▶ [AIM OF THE EXERCISE]: Word for word, transcribe the lines below and drop the pictures.

BEGIN DATA LINES

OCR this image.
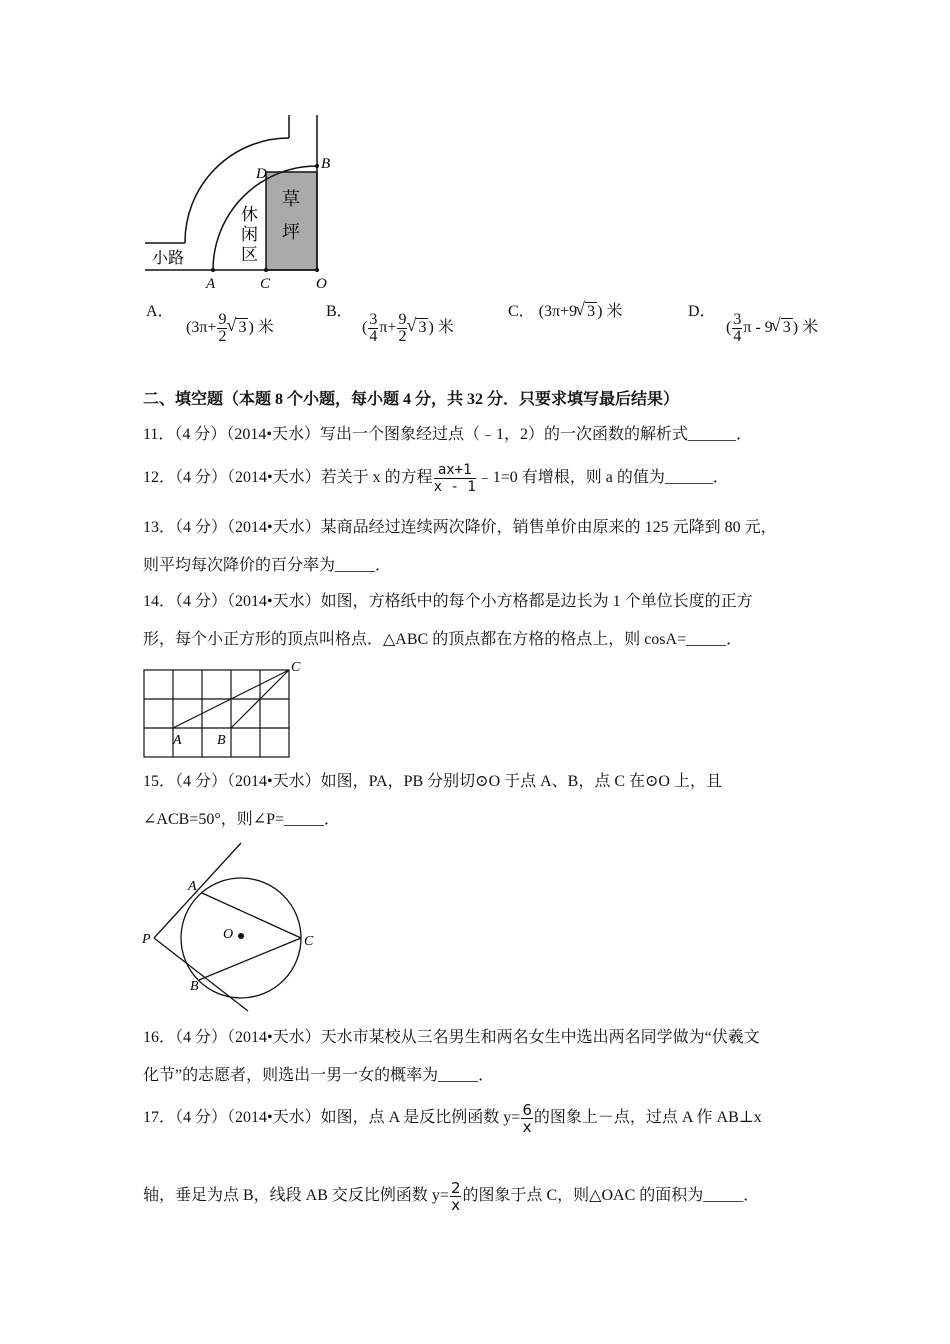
D
B
A	C	O
草
坪
休
闲
区
小路
A．
($3\pi+ \frac{9}{2}$ √ 3 ) 米
B．
( $\frac{3}{4} \pi+ \frac{9}{2}$ √ 3 ) 米
C． (3π+9 √ 3 ) 米	D．
( $\frac{3}{4}$ π - 9 √ 3 ) 米
二、填空题（本题 8 个小题，每小题 4 分，共 32 分．只要求填写最后结果）
11．（4 分）（2014•天水）写出一个图象经过点（﹣1，2）的一次函数的解析式______．
12．（4 分）（2014•天水）若关于 x 的方程 $\frac{ax+1}{x - 1}$ ﹣1=0 有增根，则 a 的值为______．
13．（4 分）（2014•天水）某商品经过连续两次降价，销售单价由原来的 125 元降到 80 元，
则平均每次降价的百分率为_____．
14．（4 分）（2014•天水）如图，方格纸中的每个小方格都是边长为 1 个单位长度的正方
形，每个小正方形的顶点叫格点．△ABC 的顶点都在方格的格点上，则 cosA=_____．
A	B
C
15．（4 分）（2014•天水）如图，PA，PB 分别切⊙O 于点 A、B，点 C 在⊙O 上，且
∠ACB=50°，则∠P=_____．
A
B
C
P	O
16．（4 分）（2014•天水）天水市某校从三名男生和两名女生中选出两名同学做为“伏羲文
化节”的志愿者，则选出一男一女的概率为_____．
17．（4 分）（2014•天水）如图，点 A 是反比例函数 $y= \frac{6}{x}$ 的图象上－点，过点 A 作 AB⊥x
轴，垂足为点 B，线段 AB 交反比例函数 $y= \frac{2}{x}$ 的图象于点 C，则△OAC 的面积为_____．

END DATA LINES

▶ [ANSWER TO THE PROBLEM]:
OCR this image.
D
B
A	C	O
草
坪
休
闲
区
小路
A．
($3\pi+ \frac{9}{2}$ √ 3 ) 米
B．
( $\frac{3}{4} \pi+ \frac{9}{2}$ √ 3 ) 米
C． (3π+9 √ 3 ) 米	D．
( $\frac{3}{4}$ π - 9 √ 3 ) 米
二、填空题（本题 8 个小题，每小题 4 分，共 32 分．只要求填写最后结果）
11．（4 分）（2014•天水）写出一个图象经过点（﹣1，2）的一次函数的解析式______．
12．（4 分）（2014•天水）若关于 x 的方程 $\frac{ax+1}{x - 1}$ ﹣1=0 有增根，则 a 的值为______．
13．（4 分）（2014•天水）某商品经过连续两次降价，销售单价由原来的 125 元降到 80 元，
则平均每次降价的百分率为_____．
14．（4 分）（2014•天水）如图，方格纸中的每个小方格都是边长为 1 个单位长度的正方
形，每个小正方形的顶点叫格点．△ABC 的顶点都在方格的格点上，则 cosA=_____．
A	B
C
15．（4 分）（2014•天水）如图，PA，PB 分别切⊙O 于点 A、B，点 C 在⊙O 上，且
∠ACB=50°，则∠P=_____．
A
B
C
P	O
16．（4 分）（2014•天水）天水市某校从三名男生和两名女生中选出两名同学做为“伏羲文
化节”的志愿者，则选出一男一女的概率为_____．
17．（4 分）（2014•天水）如图，点 A 是反比例函数 $y= \frac{6}{x}$ 的图象上－点，过点 A 作 AB⊥x
轴，垂足为点 B，线段 AB 交反比例函数 $y= \frac{2}{x}$ 的图象于点 C，则△OAC 的面积为_____．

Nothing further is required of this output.